- _Requirement_: Skip the images. Copy the records exactly as written.

- _Data listing_:
======

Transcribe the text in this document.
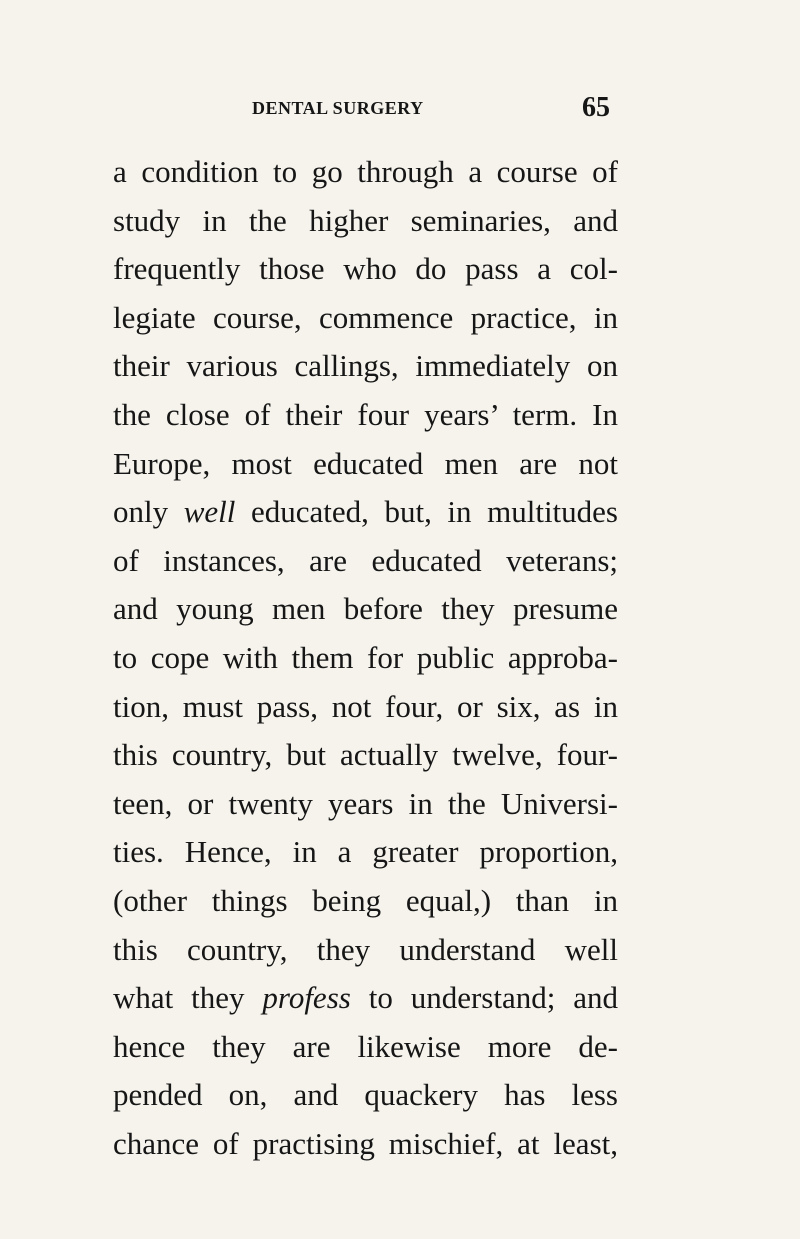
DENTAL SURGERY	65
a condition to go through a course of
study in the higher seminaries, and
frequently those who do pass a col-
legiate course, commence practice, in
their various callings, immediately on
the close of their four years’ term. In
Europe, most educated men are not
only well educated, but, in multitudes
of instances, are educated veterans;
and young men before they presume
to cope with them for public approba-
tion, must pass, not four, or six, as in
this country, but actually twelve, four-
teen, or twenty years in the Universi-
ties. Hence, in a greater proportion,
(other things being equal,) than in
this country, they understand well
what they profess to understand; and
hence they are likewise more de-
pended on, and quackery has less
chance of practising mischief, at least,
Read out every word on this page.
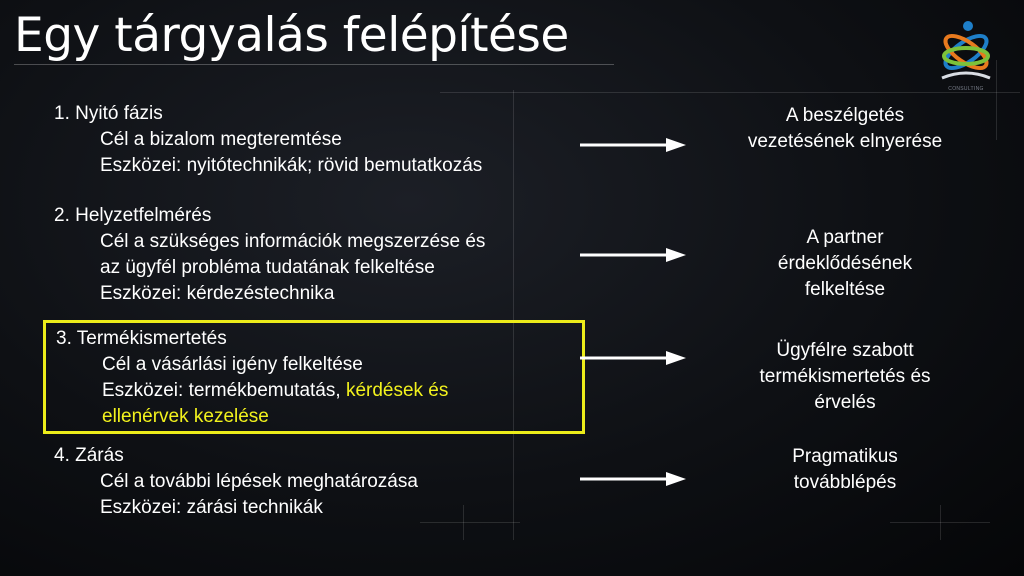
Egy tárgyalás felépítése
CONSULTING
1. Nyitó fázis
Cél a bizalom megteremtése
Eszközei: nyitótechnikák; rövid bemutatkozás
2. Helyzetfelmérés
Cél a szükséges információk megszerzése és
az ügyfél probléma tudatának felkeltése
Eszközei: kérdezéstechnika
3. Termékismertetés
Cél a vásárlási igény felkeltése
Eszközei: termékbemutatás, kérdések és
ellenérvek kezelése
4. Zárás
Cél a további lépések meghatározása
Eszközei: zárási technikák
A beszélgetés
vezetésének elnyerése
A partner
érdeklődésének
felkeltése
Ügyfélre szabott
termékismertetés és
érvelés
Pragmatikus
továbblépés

======

- _Solution to this problem_:
Transcribe the text in this document.
DENTAL SURGERY	65
a condition to go through a course of
study in the higher seminaries, and
frequently those who do pass a col-
legiate course, commence practice, in
their various callings, immediately on
the close of their four years’ term. In
Europe, most educated men are not
only well educated, but, in multitudes
of instances, are educated veterans;
and young men before they presume
to cope with them for public approba-
tion, must pass, not four, or six, as in
this country, but actually twelve, four-
teen, or twenty years in the Universi-
ties. Hence, in a greater proportion,
(other things being equal,) than in
this country, they understand well
what they profess to understand; and
hence they are likewise more de-
pended on, and quackery has less
chance of practising mischief, at least,
Read out every word on this page.
Egy tárgyalás felépítése
CONSULTING
1. Nyitó fázis
Cél a bizalom megteremtése
Eszközei: nyitótechnikák; rövid bemutatkozás
2. Helyzetfelmérés
Cél a szükséges információk megszerzése és
az ügyfél probléma tudatának felkeltése
Eszközei: kérdezéstechnika
3. Termékismertetés
Cél a vásárlási igény felkeltése
Eszközei: termékbemutatás, kérdések és
ellenérvek kezelése
4. Zárás
Cél a további lépések meghatározása
Eszközei: zárási technikák
A beszélgetés
vezetésének elnyerése
A partner
érdeklődésének
felkeltése
Ügyfélre szabott
termékismertetés és
érvelés
Pragmatikus
továbblépés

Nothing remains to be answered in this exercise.